> [Data for the task]
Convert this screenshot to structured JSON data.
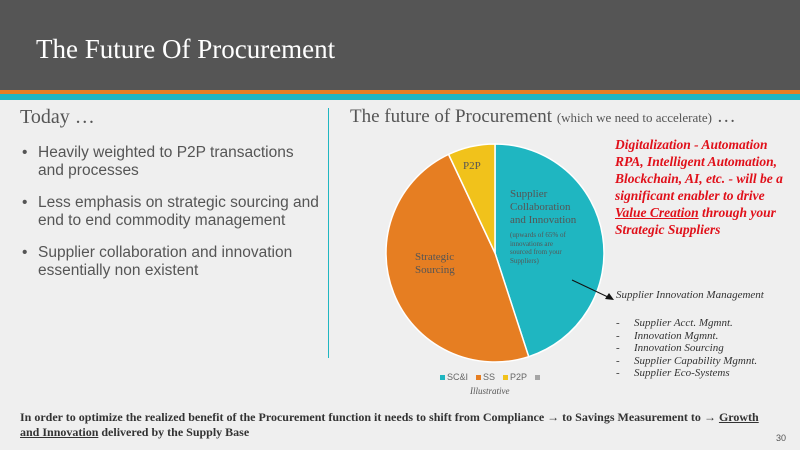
{
  "title": "The Future Of Procurement",
  "left": {
    "heading": "Today …",
    "bullet_glyph": "•",
    "bullets": [
      "Heavily weighted to P2P transactions and processes",
      "Less emphasis on strategic sourcing and end to end commodity management",
      "Supplier collaboration and innovation essentially non existent"
    ]
  },
  "right": {
    "heading": "The future of Procurement",
    "heading_sub": "(which we need to accelerate)",
    "heading_ellipsis": " …"
  },
  "chart_data": {
    "type": "pie",
    "title": "",
    "slices": [
      {
        "key": "SC&I",
        "value": 45,
        "color": "#1fb6c1"
      },
      {
        "key": "SS",
        "value": 48,
        "color": "#e67e22"
      },
      {
        "key": "P2P",
        "value": 7,
        "color": "#f1c21b"
      }
    ],
    "slice_labels": {
      "p2p": "P2P",
      "sci_line1": "Supplier",
      "sci_line2": "Collaboration",
      "sci_line3": "and Innovation",
      "sci_small1": "(upwards of 65% of",
      "sci_small2": "innovations are",
      "sci_small3": "sourced from your",
      "sci_small4": "Suppliers)",
      "ss_line1": "Strategic",
      "ss_line2": "Sourcing"
    },
    "legend": [
      {
        "label": "SC&I",
        "color": "#1fb6c1"
      },
      {
        "label": "SS",
        "color": "#e67e22"
      },
      {
        "label": "P2P",
        "color": "#f1c21b"
      },
      {
        "label": "",
        "color": "#a5a5a5"
      }
    ],
    "legend_position": "bottom",
    "caption": "Illustrative"
  },
  "note": {
    "line1": "Digitalization - Automation RPA, Intelligent Automation, Blockchain, AI, etc. - will be a significant enabler to drive ",
    "underlined": "Value Creation",
    "line2": " through your Strategic Suppliers"
  },
  "innovation": {
    "heading": "Supplier Innovation Management",
    "dash": "-",
    "items": [
      "Supplier Acct. Mgmnt.",
      "Innovation Mgmnt.",
      "Innovation Sourcing",
      "Supplier Capability Mgmnt.",
      "Supplier Eco-Systems"
    ]
  },
  "footer": {
    "part1": "In order to optimize the realized benefit of the Procurement function it needs to shift from Compliance ",
    "arrow1": "→",
    "part2": " to Savings Measurement to ",
    "arrow2": "→",
    "space": " ",
    "underlined": "Growth and Innovation",
    "part3": " delivered by the Supply Base"
  },
  "page_number": "30",
  "colors": {
    "header": "#555555",
    "teal": "#1fb6c1",
    "orange": "#e67e22",
    "yellow": "#f1c21b",
    "red": "#e0101a"
  }
}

> [Required task] Return all lines containing the word "from".

> [Task response]
      "sci_small3": "sourced from your",
    "part1": "In order to optimize the realized benefit of the Procurement function it needs to shift from Compliance ",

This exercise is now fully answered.